In the forum thread about building a chainsaw mill from wood, what bar length does the original poster say the frame design will require?

• **Given text**:
>>>
# Home-made chainsaw mill -- from wood?



## grweldon

I'm certainly interested in cutting up some logs for personal use, I have 60 acres mostly with southern yellow pine growing on it. I'm also building a house and I sure could use some pine to mill into siding or battens for the interior. I know for that amount of cutting I should probably get a bandsaw mill, and I'm thinking about it.

In the meantime, I own a small Stihl 024 (42 cc - buying an 18" bar) and I'm designing a saw frame that I intend to build from hardwood, probably oak or maple. I've been extensively researching bandsaw and chainsaw mills for months and I've never seen anybody build one from wood. I imagine there is a reason for this, but maybe not. Wood is a good vibration isolator, probably stiff enough for the small logs (under 12" dia) that I want to cut, and I'm quite a good (precision) woodworker. I'm thinking that good joinery, glued and reinforced with long screws will be able to take the pounding that a mill frame would get, at least for some amount.

I'm all about trading effort for cost and I can build a frame for almost nothing. Opinions backed up with experience would be appreciated, but if you've never sawn wood with a chainsaw mill, your opinion would probably just be a guess, similar to my opinion...

What do y'all think?


----------



## woodnthings

*you're in the pole position...go for it*

Any opinions would be just that "opinions" and since you have the desire I would encourage you to make one. You can consider metal braces where pieces intersect or butt in which case the wood is just a member separating the the braces. Keep in mind triangles are self structural and rectangles and squares will collapse. Best of luck, :thumbsup: bill


----------



## PSDkevin

I have a granberg CSM and im sort of pissed i didnt see one up close before i bought. I would have made an attempt to build one. It not a bad mill but i am positive i could build one. I see no reason you couldnt build most, if not all of it, out of wood. Nothing too tricky. I second the go for it from before. Who knows maybe youll come up with the next big thing. Keep us posted.


----------



## grweldon

I appreciate the encouragement from you all! I was just wondering if anybody had heard of a CSM made from wood? This is basically what I've come up with for the moment. It will require the use of a 20" bar. The log in the picture is 12" in diameter, which will be about the capacity of the mill, based on my small chainsaw. The mill could easily be widened by changing only the length of the 4 horizontal pieces...
<<<
• **Dataset excerpts**:
>>>
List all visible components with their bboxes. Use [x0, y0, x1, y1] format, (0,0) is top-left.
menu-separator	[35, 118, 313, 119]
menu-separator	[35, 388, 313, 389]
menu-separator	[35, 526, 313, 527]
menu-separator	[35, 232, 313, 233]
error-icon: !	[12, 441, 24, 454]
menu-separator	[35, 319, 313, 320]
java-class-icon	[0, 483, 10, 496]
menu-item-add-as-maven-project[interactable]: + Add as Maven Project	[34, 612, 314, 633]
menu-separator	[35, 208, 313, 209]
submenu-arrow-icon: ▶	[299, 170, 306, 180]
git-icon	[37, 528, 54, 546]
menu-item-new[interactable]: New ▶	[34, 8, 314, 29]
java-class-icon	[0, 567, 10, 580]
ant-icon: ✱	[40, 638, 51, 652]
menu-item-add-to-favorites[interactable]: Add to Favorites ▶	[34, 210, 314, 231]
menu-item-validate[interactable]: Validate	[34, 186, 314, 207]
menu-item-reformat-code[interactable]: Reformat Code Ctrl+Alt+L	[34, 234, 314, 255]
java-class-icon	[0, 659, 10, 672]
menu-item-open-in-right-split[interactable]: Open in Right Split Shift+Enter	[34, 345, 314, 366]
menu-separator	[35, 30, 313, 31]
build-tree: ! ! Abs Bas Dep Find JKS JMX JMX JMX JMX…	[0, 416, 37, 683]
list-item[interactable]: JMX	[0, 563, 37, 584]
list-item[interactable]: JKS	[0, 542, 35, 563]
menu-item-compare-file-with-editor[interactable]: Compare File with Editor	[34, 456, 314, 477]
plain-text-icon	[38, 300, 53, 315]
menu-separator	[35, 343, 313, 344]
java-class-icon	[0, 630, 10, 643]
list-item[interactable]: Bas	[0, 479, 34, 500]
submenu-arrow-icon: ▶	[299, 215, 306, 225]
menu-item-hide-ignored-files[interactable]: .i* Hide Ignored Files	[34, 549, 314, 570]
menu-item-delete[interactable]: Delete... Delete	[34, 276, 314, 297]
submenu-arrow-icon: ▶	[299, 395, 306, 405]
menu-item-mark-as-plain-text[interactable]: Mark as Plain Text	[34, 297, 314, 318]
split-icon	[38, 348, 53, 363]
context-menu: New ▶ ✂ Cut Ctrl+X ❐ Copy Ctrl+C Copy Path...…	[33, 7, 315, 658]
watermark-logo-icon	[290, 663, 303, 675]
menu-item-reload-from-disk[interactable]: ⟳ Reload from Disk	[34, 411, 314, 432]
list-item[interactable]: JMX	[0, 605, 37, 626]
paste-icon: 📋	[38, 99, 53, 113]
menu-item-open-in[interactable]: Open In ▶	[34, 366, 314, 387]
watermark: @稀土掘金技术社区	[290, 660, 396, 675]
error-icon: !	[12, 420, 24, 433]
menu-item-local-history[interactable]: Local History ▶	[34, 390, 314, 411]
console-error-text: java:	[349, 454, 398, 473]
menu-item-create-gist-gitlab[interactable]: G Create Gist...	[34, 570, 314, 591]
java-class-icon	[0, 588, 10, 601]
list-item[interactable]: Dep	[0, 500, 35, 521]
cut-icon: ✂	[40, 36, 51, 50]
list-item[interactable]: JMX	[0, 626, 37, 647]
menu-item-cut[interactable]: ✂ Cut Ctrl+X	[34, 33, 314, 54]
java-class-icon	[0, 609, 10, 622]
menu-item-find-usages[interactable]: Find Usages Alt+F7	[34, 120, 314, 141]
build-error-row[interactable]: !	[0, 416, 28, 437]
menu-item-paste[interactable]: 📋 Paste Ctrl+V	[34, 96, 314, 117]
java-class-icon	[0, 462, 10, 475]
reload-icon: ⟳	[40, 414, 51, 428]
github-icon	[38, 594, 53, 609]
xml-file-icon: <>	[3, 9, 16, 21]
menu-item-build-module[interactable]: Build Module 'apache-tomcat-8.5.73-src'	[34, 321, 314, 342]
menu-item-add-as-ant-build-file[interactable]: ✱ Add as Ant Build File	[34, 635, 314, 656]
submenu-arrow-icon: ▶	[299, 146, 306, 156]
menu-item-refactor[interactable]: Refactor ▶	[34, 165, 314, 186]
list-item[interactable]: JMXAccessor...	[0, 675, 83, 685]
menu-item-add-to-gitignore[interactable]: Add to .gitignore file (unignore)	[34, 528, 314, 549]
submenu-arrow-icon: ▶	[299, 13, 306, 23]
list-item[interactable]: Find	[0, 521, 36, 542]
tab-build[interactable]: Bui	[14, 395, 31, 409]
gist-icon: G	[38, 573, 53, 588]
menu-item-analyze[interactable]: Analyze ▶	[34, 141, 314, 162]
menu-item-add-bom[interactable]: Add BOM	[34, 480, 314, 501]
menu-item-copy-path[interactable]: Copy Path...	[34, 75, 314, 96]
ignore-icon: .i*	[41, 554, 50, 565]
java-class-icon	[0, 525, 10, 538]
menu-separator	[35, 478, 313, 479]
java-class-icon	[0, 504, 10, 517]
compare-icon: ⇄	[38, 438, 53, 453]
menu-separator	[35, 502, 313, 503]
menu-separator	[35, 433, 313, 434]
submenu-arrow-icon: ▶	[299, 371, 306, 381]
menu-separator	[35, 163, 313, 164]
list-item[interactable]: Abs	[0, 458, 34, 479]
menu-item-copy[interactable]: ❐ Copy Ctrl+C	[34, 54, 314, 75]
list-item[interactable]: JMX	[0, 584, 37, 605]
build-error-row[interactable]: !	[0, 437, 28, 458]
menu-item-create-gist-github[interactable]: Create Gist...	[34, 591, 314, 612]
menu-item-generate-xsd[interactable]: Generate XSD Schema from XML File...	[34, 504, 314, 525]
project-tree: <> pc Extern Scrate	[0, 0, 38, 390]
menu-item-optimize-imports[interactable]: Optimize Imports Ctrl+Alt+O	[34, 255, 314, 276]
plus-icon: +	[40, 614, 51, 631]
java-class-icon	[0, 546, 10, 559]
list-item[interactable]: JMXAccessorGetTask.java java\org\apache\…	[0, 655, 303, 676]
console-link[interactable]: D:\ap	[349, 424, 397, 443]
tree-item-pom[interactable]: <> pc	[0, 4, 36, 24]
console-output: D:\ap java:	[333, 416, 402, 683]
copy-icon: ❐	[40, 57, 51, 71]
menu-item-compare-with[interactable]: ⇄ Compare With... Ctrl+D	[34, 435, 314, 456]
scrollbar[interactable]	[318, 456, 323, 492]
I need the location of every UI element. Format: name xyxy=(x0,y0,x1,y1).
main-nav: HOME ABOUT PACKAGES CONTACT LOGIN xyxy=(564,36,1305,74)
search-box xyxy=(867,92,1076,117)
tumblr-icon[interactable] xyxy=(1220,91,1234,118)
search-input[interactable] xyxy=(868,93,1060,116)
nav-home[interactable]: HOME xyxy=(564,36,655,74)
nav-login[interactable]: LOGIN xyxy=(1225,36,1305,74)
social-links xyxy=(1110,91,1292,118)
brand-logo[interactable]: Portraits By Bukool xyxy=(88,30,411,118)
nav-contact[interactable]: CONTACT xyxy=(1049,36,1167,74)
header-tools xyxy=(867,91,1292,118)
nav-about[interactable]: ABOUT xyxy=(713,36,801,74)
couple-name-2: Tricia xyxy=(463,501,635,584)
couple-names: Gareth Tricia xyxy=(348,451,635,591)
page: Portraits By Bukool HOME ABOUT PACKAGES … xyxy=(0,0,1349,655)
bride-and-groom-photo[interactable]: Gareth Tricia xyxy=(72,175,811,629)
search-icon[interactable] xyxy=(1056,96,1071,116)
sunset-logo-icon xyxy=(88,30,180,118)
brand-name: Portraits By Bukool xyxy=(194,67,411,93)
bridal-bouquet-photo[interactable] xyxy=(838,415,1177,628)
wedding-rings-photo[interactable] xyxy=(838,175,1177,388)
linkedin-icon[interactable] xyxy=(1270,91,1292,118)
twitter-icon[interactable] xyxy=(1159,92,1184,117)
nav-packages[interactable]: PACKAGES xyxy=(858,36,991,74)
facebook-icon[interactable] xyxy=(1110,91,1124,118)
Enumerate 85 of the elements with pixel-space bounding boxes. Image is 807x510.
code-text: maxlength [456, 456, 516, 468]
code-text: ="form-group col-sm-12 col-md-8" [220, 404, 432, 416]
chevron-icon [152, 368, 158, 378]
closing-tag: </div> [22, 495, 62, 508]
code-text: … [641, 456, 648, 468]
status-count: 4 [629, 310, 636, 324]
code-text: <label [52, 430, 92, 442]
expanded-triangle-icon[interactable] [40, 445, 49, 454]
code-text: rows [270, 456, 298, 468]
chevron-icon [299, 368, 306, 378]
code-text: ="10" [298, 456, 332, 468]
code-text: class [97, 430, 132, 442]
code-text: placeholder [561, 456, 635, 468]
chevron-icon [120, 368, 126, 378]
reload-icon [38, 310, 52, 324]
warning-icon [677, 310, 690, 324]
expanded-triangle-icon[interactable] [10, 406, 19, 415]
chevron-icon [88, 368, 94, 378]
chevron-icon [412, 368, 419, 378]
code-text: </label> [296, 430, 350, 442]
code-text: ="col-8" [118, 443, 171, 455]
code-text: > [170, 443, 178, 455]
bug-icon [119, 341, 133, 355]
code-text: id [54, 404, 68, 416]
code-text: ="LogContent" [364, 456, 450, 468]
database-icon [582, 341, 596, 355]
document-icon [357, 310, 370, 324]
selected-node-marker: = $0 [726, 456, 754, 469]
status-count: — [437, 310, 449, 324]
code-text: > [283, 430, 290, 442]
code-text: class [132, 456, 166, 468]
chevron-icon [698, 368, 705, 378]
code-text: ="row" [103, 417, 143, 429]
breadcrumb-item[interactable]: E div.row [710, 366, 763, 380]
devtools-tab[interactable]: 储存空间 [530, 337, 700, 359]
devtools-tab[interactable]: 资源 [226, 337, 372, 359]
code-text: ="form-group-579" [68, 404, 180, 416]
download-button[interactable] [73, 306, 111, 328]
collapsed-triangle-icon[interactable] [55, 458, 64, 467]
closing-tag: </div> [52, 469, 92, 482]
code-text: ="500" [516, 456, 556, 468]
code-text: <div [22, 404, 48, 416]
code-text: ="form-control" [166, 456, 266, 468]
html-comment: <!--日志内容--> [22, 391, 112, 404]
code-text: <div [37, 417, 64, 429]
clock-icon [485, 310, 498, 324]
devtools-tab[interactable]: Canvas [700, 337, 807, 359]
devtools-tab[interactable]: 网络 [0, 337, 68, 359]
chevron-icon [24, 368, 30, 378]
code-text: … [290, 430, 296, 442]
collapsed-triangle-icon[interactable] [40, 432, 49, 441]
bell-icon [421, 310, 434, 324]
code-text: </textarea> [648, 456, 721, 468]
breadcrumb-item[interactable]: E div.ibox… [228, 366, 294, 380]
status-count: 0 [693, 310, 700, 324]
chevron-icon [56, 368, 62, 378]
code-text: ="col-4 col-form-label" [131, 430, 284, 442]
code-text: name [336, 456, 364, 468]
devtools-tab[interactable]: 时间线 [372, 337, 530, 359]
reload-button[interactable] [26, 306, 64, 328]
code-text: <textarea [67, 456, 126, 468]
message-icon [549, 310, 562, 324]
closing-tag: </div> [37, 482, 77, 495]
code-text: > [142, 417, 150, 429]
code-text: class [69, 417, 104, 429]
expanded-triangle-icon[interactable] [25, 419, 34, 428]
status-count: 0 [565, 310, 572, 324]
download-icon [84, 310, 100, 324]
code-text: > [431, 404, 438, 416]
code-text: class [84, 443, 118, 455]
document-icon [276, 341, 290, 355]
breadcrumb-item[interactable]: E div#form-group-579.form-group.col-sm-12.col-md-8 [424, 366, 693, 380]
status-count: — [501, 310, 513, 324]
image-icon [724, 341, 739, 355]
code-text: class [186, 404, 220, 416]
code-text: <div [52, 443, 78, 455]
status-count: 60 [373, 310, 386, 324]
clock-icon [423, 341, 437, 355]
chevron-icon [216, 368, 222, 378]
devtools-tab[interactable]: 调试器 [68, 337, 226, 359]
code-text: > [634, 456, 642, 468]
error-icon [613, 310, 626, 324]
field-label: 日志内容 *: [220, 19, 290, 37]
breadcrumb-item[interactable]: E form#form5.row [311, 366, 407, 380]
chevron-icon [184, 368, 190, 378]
<<<
• **Solved problem**:
A 20" bar.